--- Begin Records supplied ---

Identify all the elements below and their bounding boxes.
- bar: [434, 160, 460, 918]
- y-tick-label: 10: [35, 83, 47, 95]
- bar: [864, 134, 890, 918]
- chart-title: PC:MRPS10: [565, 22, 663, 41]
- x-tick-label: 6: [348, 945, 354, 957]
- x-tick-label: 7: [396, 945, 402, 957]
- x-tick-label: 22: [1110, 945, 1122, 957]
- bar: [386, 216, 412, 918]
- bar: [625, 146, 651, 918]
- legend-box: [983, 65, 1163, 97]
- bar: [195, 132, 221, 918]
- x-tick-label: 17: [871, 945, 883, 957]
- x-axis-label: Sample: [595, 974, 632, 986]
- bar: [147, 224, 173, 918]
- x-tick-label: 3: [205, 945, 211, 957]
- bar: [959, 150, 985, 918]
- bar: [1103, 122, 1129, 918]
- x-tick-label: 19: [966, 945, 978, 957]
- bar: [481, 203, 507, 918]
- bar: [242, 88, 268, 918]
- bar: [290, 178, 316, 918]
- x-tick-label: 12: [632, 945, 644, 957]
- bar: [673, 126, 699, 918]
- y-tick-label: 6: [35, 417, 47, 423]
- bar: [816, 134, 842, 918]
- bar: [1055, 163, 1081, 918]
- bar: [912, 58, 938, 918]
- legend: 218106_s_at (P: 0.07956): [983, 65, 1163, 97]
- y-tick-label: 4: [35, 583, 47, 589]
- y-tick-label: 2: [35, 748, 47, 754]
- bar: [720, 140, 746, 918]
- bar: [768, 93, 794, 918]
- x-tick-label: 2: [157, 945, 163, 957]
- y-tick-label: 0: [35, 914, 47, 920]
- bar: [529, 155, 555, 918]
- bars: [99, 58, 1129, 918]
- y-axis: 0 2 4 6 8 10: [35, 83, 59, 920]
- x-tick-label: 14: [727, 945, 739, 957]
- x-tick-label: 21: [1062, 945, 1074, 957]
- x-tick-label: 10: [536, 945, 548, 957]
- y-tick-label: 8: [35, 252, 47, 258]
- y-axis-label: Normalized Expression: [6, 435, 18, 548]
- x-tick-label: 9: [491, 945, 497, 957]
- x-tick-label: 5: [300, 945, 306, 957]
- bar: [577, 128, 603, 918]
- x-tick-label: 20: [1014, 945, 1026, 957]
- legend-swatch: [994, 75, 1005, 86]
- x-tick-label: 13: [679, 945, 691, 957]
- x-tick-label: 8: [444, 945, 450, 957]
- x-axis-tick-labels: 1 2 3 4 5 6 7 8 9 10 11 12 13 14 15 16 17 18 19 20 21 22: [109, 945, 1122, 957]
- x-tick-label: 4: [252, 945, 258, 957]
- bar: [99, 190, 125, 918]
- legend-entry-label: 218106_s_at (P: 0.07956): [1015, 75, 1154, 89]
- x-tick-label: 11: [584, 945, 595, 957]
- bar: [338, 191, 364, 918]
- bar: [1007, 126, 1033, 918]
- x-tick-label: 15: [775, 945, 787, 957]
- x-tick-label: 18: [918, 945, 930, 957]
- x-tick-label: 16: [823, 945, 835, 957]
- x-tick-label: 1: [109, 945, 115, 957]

--- End Records supplied ---

Stated problem:
Please copy the records line for line, beginning at their first line and stopping after the line that contains "- bar: [481, 203, 507, 918]".

Exercise result:
Identify all the elements below and their bounding boxes.
- bar: [434, 160, 460, 918]
- y-tick-label: 10: [35, 83, 47, 95]
- bar: [864, 134, 890, 918]
- chart-title: PC:MRPS10: [565, 22, 663, 41]
- x-tick-label: 6: [348, 945, 354, 957]
- x-tick-label: 7: [396, 945, 402, 957]
- x-tick-label: 22: [1110, 945, 1122, 957]
- bar: [386, 216, 412, 918]
- bar: [625, 146, 651, 918]
- legend-box: [983, 65, 1163, 97]
- bar: [195, 132, 221, 918]
- x-tick-label: 17: [871, 945, 883, 957]
- x-axis-label: Sample: [595, 974, 632, 986]
- bar: [147, 224, 173, 918]
- x-tick-label: 3: [205, 945, 211, 957]
- bar: [959, 150, 985, 918]
- bar: [1103, 122, 1129, 918]
- x-tick-label: 19: [966, 945, 978, 957]
- bar: [481, 203, 507, 918]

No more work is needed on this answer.